-- REQUIREMENTS --
Copy out every line of the data below character for character, from the first line to the last.

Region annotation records
# # # #
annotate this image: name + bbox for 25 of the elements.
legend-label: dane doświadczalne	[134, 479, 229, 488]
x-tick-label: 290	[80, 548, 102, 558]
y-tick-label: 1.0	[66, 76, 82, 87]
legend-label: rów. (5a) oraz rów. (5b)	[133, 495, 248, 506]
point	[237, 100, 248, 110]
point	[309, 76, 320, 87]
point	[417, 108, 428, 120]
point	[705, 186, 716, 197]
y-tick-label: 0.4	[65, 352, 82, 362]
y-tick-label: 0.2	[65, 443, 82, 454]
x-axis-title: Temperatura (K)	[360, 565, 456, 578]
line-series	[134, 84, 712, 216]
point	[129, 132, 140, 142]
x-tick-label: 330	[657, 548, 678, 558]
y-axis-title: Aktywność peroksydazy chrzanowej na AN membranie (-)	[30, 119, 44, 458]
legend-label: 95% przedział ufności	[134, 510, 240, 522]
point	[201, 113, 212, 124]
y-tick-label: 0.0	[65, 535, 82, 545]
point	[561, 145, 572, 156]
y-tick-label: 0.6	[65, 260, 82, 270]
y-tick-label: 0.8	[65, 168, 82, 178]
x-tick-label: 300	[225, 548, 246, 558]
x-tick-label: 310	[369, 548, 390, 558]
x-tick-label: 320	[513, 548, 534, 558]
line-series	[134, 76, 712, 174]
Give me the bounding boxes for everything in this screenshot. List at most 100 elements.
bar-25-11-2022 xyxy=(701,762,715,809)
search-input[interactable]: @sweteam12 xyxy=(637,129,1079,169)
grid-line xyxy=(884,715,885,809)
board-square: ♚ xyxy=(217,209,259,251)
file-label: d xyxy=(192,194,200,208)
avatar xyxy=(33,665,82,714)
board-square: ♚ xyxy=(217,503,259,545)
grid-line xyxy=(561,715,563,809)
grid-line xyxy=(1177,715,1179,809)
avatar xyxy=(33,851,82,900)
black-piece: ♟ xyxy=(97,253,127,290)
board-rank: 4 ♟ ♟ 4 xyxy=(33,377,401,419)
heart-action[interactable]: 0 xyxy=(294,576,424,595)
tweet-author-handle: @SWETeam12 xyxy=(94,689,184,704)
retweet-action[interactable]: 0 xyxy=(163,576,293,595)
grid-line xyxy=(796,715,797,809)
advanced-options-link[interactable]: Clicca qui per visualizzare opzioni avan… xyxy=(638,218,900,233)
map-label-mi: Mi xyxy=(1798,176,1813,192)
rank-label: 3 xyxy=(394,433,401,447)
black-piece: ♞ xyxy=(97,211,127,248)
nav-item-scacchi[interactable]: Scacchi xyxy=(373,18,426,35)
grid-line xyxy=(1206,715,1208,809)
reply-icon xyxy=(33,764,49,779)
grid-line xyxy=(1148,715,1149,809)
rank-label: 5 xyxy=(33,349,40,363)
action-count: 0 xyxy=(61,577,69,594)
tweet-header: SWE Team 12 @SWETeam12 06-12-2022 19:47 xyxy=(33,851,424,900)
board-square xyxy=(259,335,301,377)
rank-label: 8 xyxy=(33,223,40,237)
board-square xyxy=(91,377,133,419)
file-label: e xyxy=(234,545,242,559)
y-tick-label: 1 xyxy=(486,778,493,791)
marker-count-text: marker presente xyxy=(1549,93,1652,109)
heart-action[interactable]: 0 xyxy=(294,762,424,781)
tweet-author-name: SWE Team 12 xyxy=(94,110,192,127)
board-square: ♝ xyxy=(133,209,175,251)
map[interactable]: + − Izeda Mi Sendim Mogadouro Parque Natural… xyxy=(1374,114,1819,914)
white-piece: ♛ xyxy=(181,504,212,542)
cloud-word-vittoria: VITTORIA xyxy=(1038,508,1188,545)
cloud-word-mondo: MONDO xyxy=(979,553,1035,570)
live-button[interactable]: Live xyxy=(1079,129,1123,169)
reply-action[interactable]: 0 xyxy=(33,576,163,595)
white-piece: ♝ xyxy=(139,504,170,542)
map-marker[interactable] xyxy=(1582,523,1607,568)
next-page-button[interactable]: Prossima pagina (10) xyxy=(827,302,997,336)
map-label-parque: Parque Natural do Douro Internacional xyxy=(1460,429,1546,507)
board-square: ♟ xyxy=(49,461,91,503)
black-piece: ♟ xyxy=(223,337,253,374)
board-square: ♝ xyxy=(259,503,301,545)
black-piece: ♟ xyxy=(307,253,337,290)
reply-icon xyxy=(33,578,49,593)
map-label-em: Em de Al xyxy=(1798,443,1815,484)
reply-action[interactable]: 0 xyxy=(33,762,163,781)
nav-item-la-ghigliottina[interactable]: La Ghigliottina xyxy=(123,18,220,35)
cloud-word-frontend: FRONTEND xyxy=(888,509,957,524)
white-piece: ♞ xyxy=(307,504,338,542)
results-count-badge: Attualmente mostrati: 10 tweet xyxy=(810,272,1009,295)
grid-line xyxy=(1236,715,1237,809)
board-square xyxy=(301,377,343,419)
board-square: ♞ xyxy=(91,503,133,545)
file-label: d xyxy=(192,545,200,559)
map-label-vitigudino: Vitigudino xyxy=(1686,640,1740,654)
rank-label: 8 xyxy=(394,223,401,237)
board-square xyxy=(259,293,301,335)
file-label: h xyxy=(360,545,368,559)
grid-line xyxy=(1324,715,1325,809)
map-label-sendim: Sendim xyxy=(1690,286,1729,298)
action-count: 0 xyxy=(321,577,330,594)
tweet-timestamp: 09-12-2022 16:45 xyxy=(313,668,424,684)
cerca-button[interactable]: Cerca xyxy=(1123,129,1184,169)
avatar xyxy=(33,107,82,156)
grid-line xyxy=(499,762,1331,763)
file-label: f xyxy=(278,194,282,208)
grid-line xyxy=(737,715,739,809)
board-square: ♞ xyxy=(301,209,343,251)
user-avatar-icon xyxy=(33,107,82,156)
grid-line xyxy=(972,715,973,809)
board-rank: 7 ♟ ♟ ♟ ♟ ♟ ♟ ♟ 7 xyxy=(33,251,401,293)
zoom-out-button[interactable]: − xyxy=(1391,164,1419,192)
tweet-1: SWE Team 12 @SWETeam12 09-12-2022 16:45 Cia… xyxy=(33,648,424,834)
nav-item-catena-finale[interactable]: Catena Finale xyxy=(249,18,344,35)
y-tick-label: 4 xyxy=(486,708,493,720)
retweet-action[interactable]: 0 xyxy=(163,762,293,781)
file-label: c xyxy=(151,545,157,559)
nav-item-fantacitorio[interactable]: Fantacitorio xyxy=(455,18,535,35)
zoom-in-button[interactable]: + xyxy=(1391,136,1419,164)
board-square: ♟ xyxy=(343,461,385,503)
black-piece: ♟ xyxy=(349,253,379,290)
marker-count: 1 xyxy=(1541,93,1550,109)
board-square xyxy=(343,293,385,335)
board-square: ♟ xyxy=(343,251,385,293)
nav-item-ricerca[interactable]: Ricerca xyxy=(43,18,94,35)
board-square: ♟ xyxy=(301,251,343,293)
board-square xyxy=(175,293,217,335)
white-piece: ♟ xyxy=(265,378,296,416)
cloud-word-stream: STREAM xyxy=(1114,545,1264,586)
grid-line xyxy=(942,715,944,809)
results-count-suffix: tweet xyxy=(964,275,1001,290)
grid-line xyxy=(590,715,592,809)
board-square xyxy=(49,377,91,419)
# # # #
-- RESPONSE BELOW --
annotate this image: name + bbox for 25 of the elements.
legend-label: dane doświadczalne	[134, 479, 229, 488]
x-tick-label: 290	[80, 548, 102, 558]
y-tick-label: 1.0	[66, 76, 82, 87]
legend-label: rów. (5a) oraz rów. (5b)	[133, 495, 248, 506]
point	[237, 100, 248, 110]
point	[309, 76, 320, 87]
point	[417, 108, 428, 120]
point	[705, 186, 716, 197]
y-tick-label: 0.4	[65, 352, 82, 362]
y-tick-label: 0.2	[65, 443, 82, 454]
x-axis-title: Temperatura (K)	[360, 565, 456, 578]
line-series	[134, 84, 712, 216]
point	[129, 132, 140, 142]
x-tick-label: 330	[657, 548, 678, 558]
y-axis-title: Aktywność peroksydazy chrzanowej na AN membranie (-)	[30, 119, 44, 458]
legend-label: 95% przedział ufności	[134, 510, 240, 522]
point	[201, 113, 212, 124]
y-tick-label: 0.0	[65, 535, 82, 545]
point	[561, 145, 572, 156]
y-tick-label: 0.6	[65, 260, 82, 270]
y-tick-label: 0.8	[65, 168, 82, 178]
x-tick-label: 300	[225, 548, 246, 558]
x-tick-label: 310	[369, 548, 390, 558]
x-tick-label: 320	[513, 548, 534, 558]
line-series	[134, 76, 712, 174]
Give me the bounding boxes for everything in this screenshot. List at most 100 elements.
bar-25-11-2022 xyxy=(701,762,715,809)
search-input[interactable]: @sweteam12 xyxy=(637,129,1079,169)
grid-line xyxy=(884,715,885,809)
board-square: ♚ xyxy=(217,209,259,251)
file-label: d xyxy=(192,194,200,208)
avatar xyxy=(33,665,82,714)
board-square: ♚ xyxy=(217,503,259,545)
grid-line xyxy=(561,715,563,809)
grid-line xyxy=(1177,715,1179,809)
avatar xyxy=(33,851,82,900)
black-piece: ♟ xyxy=(97,253,127,290)
board-rank: 4 ♟ ♟ 4 xyxy=(33,377,401,419)
heart-action[interactable]: 0 xyxy=(294,576,424,595)
tweet-author-handle: @SWETeam12 xyxy=(94,689,184,704)
retweet-action[interactable]: 0 xyxy=(163,576,293,595)
grid-line xyxy=(796,715,797,809)
advanced-options-link[interactable]: Clicca qui per visualizzare opzioni avan… xyxy=(638,218,900,233)
map-label-mi: Mi xyxy=(1798,176,1813,192)
rank-label: 3 xyxy=(394,433,401,447)
black-piece: ♞ xyxy=(97,211,127,248)
nav-item-scacchi[interactable]: Scacchi xyxy=(373,18,426,35)
grid-line xyxy=(1206,715,1208,809)
reply-icon xyxy=(33,764,49,779)
grid-line xyxy=(1148,715,1149,809)
rank-label: 5 xyxy=(33,349,40,363)
action-count: 0 xyxy=(61,577,69,594)
tweet-header: SWE Team 12 @SWETeam12 06-12-2022 19:47 xyxy=(33,851,424,900)
board-square xyxy=(259,335,301,377)
rank-label: 8 xyxy=(33,223,40,237)
board-square xyxy=(91,377,133,419)
file-label: e xyxy=(234,545,242,559)
y-tick-label: 1 xyxy=(486,778,493,791)
marker-count-text: marker presente xyxy=(1549,93,1652,109)
heart-action[interactable]: 0 xyxy=(294,762,424,781)
tweet-author-name: SWE Team 12 xyxy=(94,110,192,127)
board-square: ♝ xyxy=(133,209,175,251)
map[interactable]: + − Izeda Mi Sendim Mogadouro Parque Natural… xyxy=(1374,114,1819,914)
white-piece: ♛ xyxy=(181,504,212,542)
cloud-word-vittoria: VITTORIA xyxy=(1038,508,1188,545)
cloud-word-mondo: MONDO xyxy=(979,553,1035,570)
live-button[interactable]: Live xyxy=(1079,129,1123,169)
reply-action[interactable]: 0 xyxy=(33,576,163,595)
white-piece: ♝ xyxy=(139,504,170,542)
map-marker[interactable] xyxy=(1582,523,1607,568)
next-page-button[interactable]: Prossima pagina (10) xyxy=(827,302,997,336)
map-label-parque: Parque Natural do Douro Internacional xyxy=(1460,429,1546,507)
board-square: ♟ xyxy=(49,461,91,503)
black-piece: ♟ xyxy=(223,337,253,374)
board-square: ♝ xyxy=(259,503,301,545)
black-piece: ♟ xyxy=(307,253,337,290)
reply-icon xyxy=(33,578,49,593)
map-label-em: Em de Al xyxy=(1798,443,1815,484)
reply-action[interactable]: 0 xyxy=(33,762,163,781)
nav-item-la-ghigliottina[interactable]: La Ghigliottina xyxy=(123,18,220,35)
cloud-word-frontend: FRONTEND xyxy=(888,509,957,524)
white-piece: ♞ xyxy=(307,504,338,542)
results-count-badge: Attualmente mostrati: 10 tweet xyxy=(810,272,1009,295)
grid-line xyxy=(1236,715,1237,809)
board-square xyxy=(301,377,343,419)
board-square: ♞ xyxy=(91,503,133,545)
file-label: d xyxy=(192,545,200,559)
map-label-vitigudino: Vitigudino xyxy=(1686,640,1740,654)
rank-label: 8 xyxy=(394,223,401,237)
board-square xyxy=(259,293,301,335)
file-label: h xyxy=(360,545,368,559)
grid-line xyxy=(1324,715,1325,809)
map-label-sendim: Sendim xyxy=(1690,286,1729,298)
action-count: 0 xyxy=(321,577,330,594)
tweet-timestamp: 09-12-2022 16:45 xyxy=(313,668,424,684)
cerca-button[interactable]: Cerca xyxy=(1123,129,1184,169)
avatar xyxy=(33,107,82,156)
grid-line xyxy=(499,762,1331,763)
file-label: f xyxy=(278,194,282,208)
grid-line xyxy=(737,715,739,809)
board-square: ♞ xyxy=(301,209,343,251)
user-avatar-icon xyxy=(33,107,82,156)
grid-line xyxy=(972,715,973,809)
board-rank: 7 ♟ ♟ ♟ ♟ ♟ ♟ ♟ 7 xyxy=(33,251,401,293)
zoom-out-button[interactable]: − xyxy=(1391,164,1419,192)
tweet-1: SWE Team 12 @SWETeam12 09-12-2022 16:45 Cia… xyxy=(33,648,424,834)
nav-item-catena-finale[interactable]: Catena Finale xyxy=(249,18,344,35)
y-tick-label: 4 xyxy=(486,708,493,720)
retweet-action[interactable]: 0 xyxy=(163,762,293,781)
file-label: c xyxy=(151,545,157,559)
nav-item-fantacitorio[interactable]: Fantacitorio xyxy=(455,18,535,35)
zoom-in-button[interactable]: + xyxy=(1391,136,1419,164)
board-square: ♟ xyxy=(343,461,385,503)
black-piece: ♟ xyxy=(349,253,379,290)
marker-count: 1 xyxy=(1541,93,1550,109)
board-square xyxy=(343,293,385,335)
board-square: ♟ xyxy=(343,251,385,293)
nav-item-ricerca[interactable]: Ricerca xyxy=(43,18,94,35)
board-square: ♟ xyxy=(301,251,343,293)
board-square xyxy=(175,293,217,335)
white-piece: ♟ xyxy=(265,378,296,416)
cloud-word-stream: STREAM xyxy=(1114,545,1264,586)
grid-line xyxy=(942,715,944,809)
results-count-suffix: tweet xyxy=(964,275,1001,290)
grid-line xyxy=(590,715,592,809)
board-square xyxy=(49,377,91,419)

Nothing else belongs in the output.